OBJECTIVE
In the data below, find each line containing the string "Dande" and return it.

INFORMATION SHOWN
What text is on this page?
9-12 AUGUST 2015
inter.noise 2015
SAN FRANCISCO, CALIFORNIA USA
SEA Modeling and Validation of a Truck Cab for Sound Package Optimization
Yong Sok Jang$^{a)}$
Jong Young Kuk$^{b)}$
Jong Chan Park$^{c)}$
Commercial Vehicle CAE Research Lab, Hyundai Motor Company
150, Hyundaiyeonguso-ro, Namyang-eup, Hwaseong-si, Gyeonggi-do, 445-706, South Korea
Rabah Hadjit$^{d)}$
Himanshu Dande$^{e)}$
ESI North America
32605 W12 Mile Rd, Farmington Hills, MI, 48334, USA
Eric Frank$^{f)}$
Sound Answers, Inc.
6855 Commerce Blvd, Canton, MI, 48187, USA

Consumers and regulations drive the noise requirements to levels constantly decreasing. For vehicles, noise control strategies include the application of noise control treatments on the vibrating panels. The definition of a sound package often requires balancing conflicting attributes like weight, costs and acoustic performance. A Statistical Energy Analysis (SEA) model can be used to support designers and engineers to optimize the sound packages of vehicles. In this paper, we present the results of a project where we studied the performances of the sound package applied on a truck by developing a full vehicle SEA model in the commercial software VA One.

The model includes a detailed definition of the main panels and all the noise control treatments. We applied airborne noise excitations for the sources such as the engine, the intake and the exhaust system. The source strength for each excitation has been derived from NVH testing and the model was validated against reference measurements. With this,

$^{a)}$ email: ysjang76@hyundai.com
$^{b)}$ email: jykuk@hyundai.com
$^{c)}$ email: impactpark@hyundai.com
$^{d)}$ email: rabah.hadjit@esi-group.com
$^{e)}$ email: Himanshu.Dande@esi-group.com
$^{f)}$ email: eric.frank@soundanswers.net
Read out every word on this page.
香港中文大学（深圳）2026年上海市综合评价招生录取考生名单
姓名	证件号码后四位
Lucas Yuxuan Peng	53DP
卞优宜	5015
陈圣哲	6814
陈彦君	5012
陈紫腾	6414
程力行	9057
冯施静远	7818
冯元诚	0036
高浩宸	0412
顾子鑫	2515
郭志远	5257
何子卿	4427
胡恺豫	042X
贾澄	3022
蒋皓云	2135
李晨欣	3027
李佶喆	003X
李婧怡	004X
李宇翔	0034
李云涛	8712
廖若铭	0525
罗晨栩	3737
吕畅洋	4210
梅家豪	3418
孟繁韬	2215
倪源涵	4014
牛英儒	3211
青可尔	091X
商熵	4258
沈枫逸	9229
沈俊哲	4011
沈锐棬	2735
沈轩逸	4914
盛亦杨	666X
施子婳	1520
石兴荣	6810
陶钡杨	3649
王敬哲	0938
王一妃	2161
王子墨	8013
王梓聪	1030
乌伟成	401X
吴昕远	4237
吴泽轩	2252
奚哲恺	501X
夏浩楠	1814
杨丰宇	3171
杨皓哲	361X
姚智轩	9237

FULL RESPONSE
Himanshu Dande$^{e)}$
$^{e)}$ email: Himanshu.Dande@esi-group.com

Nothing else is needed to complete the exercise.